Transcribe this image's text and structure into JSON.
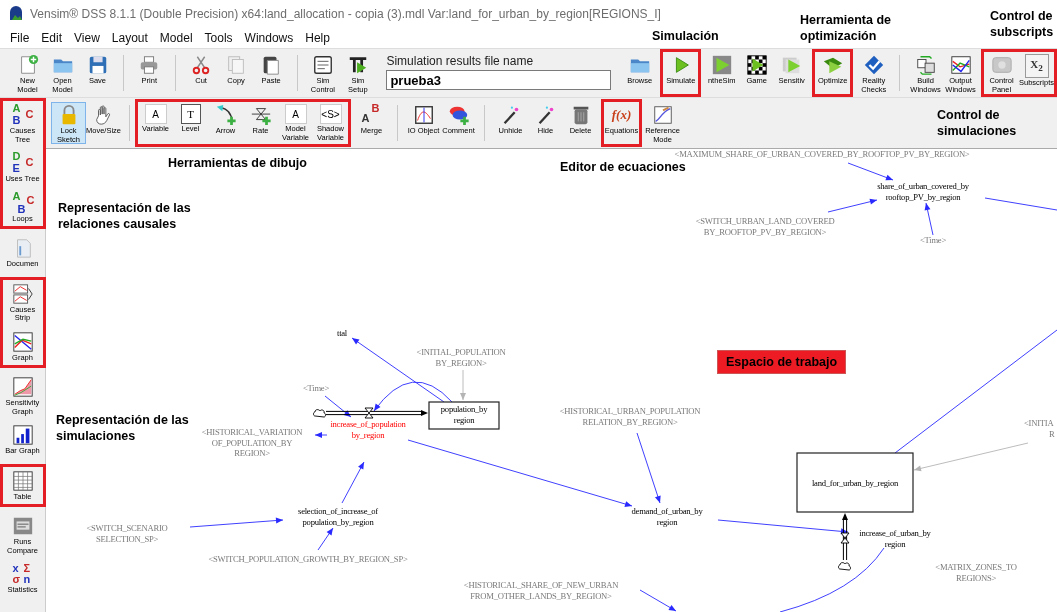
{
  "window": {
    "title": "Vensim® DSS 8.1.1 (Double Precision) x64:land_allocation - copia (3).mdl Var:land_for_urban_by_region[REGIONS_I]"
  },
  "menu": [
    "File",
    "Edit",
    "View",
    "Layout",
    "Model",
    "Tools",
    "Windows",
    "Help"
  ],
  "main_toolbar": {
    "left_groups": [
      {
        "highlighted": false,
        "items": [
          {
            "label": "New Model"
          },
          {
            "label": "Open Model"
          },
          {
            "label": "Save"
          }
        ]
      },
      {
        "highlighted": false,
        "items": [
          {
            "label": "Print"
          }
        ]
      },
      {
        "highlighted": false,
        "items": [
          {
            "label": "Cut"
          },
          {
            "label": "Copy"
          },
          {
            "label": "Paste"
          }
        ]
      },
      {
        "highlighted": false,
        "items": [
          {
            "label": "Sim Control"
          },
          {
            "label": "Sim Setup"
          }
        ]
      }
    ],
    "results_file": {
      "label": "Simulation results file name",
      "value": "prueba3"
    },
    "right_groups": [
      {
        "highlighted": false,
        "items": [
          {
            "label": "Browse"
          }
        ]
      },
      {
        "highlighted": true,
        "items": [
          {
            "label": "Simulate"
          }
        ]
      },
      {
        "highlighted": false,
        "items": [
          {
            "label": "ntheSim"
          },
          {
            "label": "Game"
          },
          {
            "label": "Sensitiv"
          }
        ]
      },
      {
        "highlighted": true,
        "items": [
          {
            "label": "Optimize"
          }
        ]
      },
      {
        "highlighted": false,
        "items": [
          {
            "label": "Reality Checks"
          }
        ]
      },
      {
        "highlighted": false,
        "items": [
          {
            "label": "Build Windows"
          },
          {
            "label": "Output Windows"
          }
        ]
      },
      {
        "highlighted": true,
        "items": [
          {
            "label": "Control Panel"
          },
          {
            "label": "Subscripts",
            "glyph": [
              "X$_{2}$"
            ]
          }
        ]
      }
    ]
  },
  "sketch_toolbar": {
    "groups": [
      {
        "highlighted": false,
        "items": [
          {
            "label": "Lock Sketch",
            "selected": true
          },
          {
            "label": "Move/Size",
            "selected": false
          }
        ]
      },
      {
        "highlighted": true,
        "items": [
          {
            "label": "Variable",
            "selected": false,
            "glyph": [
              "A"
            ]
          },
          {
            "label": "Level",
            "selected": false,
            "glyph": [
              "T"
            ]
          },
          {
            "label": "Arrow",
            "selected": false
          },
          {
            "label": "Rate",
            "selected": false
          },
          {
            "label": "Model Variable",
            "selected": false,
            "glyph": [
              "A"
            ]
          },
          {
            "label": "Shadow Variable",
            "selected": false,
            "glyph": [
              "<S>"
            ]
          }
        ]
      },
      {
        "highlighted": false,
        "items": [
          {
            "label": "Merge",
            "selected": false,
            "glyph": [
              "A",
              "B"
            ]
          }
        ]
      },
      {
        "highlighted": false,
        "items": [
          {
            "label": "IO Object",
            "selected": false
          },
          {
            "label": "Comment",
            "selected": false
          }
        ]
      },
      {
        "highlighted": false,
        "items": [
          {
            "label": "Unhide",
            "selected": false
          },
          {
            "label": "Hide",
            "selected": false
          },
          {
            "label": "Delete",
            "selected": false
          }
        ]
      },
      {
        "highlighted": true,
        "items": [
          {
            "label": "Equations",
            "selected": false,
            "glyph": [
              "f(x)"
            ]
          }
        ]
      },
      {
        "highlighted": false,
        "items": [
          {
            "label": "Reference Mode",
            "selected": false
          }
        ]
      }
    ]
  },
  "analysis_toolbar": {
    "groups": [
      {
        "highlighted": true,
        "items": [
          {
            "label": "Causes Tree",
            "glyph": [
              "A",
              "B",
              "C"
            ]
          },
          {
            "label": "Uses Tree",
            "glyph": [
              "D",
              "E",
              "C"
            ]
          },
          {
            "label": "Loops",
            "glyph": [
              "A",
              "B",
              "C"
            ]
          }
        ]
      },
      {
        "highlighted": false,
        "items": [
          {
            "label": "Documen"
          }
        ]
      },
      {
        "highlighted": true,
        "items": [
          {
            "label": "Causes Strip"
          },
          {
            "label": "Graph"
          }
        ]
      },
      {
        "highlighted": false,
        "items": [
          {
            "label": "Sensitivity Graph"
          },
          {
            "label": "Bar Graph"
          }
        ]
      },
      {
        "highlighted": true,
        "items": [
          {
            "label": "Table"
          }
        ]
      },
      {
        "highlighted": false,
        "items": [
          {
            "label": "Runs Compare"
          },
          {
            "label": "Statistics",
            "glyph": [
              "x",
              "Σ",
              "σ",
              "n"
            ]
          }
        ]
      }
    ]
  },
  "sketch": {
    "nodes": [
      {
        "kind": "shadow",
        "highlighted": false,
        "lines": [
          "<MAXIMUM_SHARE_OF_URBAN_COVERED_BY_ROOFTOP_PV_BY_REGION>"
        ]
      },
      {
        "kind": "aux",
        "highlighted": false,
        "lines": [
          "share_of_urban_covered_by",
          "rooftop_PV_by_region"
        ]
      },
      {
        "kind": "shadow",
        "highlighted": false,
        "lines": [
          "<SWITCH_URBAN_LAND_COVERED",
          "BY_ROOFTOP_PV_BY_REGION>"
        ]
      },
      {
        "kind": "shadow",
        "highlighted": false,
        "lines": [
          "<Time>"
        ]
      },
      {
        "kind": "aux",
        "highlighted": false,
        "lines": [
          "ttal"
        ]
      },
      {
        "kind": "shadow",
        "highlighted": false,
        "lines": [
          "<INITIAL_POPULATION",
          "BY_REGION>"
        ]
      },
      {
        "kind": "shadow",
        "highlighted": false,
        "lines": [
          "<Time>"
        ]
      },
      {
        "kind": "shadow",
        "highlighted": false,
        "lines": [
          "<HISTORICAL_VARIATION",
          "OF_POPULATION_BY",
          "REGION>"
        ]
      },
      {
        "kind": "rate",
        "highlighted": true,
        "lines": [
          "increase_of_population",
          "by_region"
        ]
      },
      {
        "kind": "level",
        "highlighted": false,
        "lines": [
          "population_by",
          "region"
        ]
      },
      {
        "kind": "shadow",
        "highlighted": false,
        "lines": [
          "<HISTORICAL_URBAN_POPULATION",
          "RELATION_BY_REGION>"
        ]
      },
      {
        "kind": "shadow",
        "highlighted": false,
        "lines": [
          "<INITIA",
          "R"
        ]
      },
      {
        "kind": "level",
        "highlighted": false,
        "lines": [
          "land_for_urban_by_region"
        ]
      },
      {
        "kind": "shadow",
        "highlighted": false,
        "lines": [
          "<SWITCH_SCENARIO",
          "SELECTION_SP>"
        ]
      },
      {
        "kind": "aux",
        "highlighted": false,
        "lines": [
          "selection_of_increase_of",
          "population_by_region"
        ]
      },
      {
        "kind": "aux",
        "highlighted": false,
        "lines": [
          "demand_of_urban_by",
          "region"
        ]
      },
      {
        "kind": "rate",
        "highlighted": false,
        "lines": [
          "increase_of_urban_by",
          "region"
        ]
      },
      {
        "kind": "shadow",
        "highlighted": false,
        "lines": [
          "<SWITCH_POPULATION_GROWTH_BY_REGION_SP>"
        ]
      },
      {
        "kind": "shadow",
        "highlighted": false,
        "lines": [
          "<MATRIX_ZONES_TO",
          "REGIONS>"
        ]
      },
      {
        "kind": "shadow",
        "highlighted": false,
        "lines": [
          "<HISTORICAL_SHARE_OF_NEW_URBAN",
          "FROM_OTHER_LANDS_BY_REGION>"
        ]
      }
    ]
  },
  "annotations": [
    {
      "kind": "label",
      "text": "Simulación"
    },
    {
      "kind": "label",
      "text": "Herramienta de\noptimización"
    },
    {
      "kind": "label",
      "text": "Control de\nsubscripts"
    },
    {
      "kind": "label",
      "text": "Control de\nsimulaciones"
    },
    {
      "kind": "label",
      "text": "Herramientas de dibujo"
    },
    {
      "kind": "label",
      "text": "Editor de ecuaciones"
    },
    {
      "kind": "label",
      "text": "Representación de las\nrelaciones causales"
    },
    {
      "kind": "badge",
      "text": "Espacio de trabajo"
    },
    {
      "kind": "label",
      "text": "Representación de las\nsimulaciones"
    }
  ]
}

--------

WHAT YOU ARE ASKED TO DO → Which lines include "Windows"? Copy each of them out.

SOLUTION FOR THIS TASK →
    "Windows",
            "label": "Build Windows"
            "label": "Output Windows"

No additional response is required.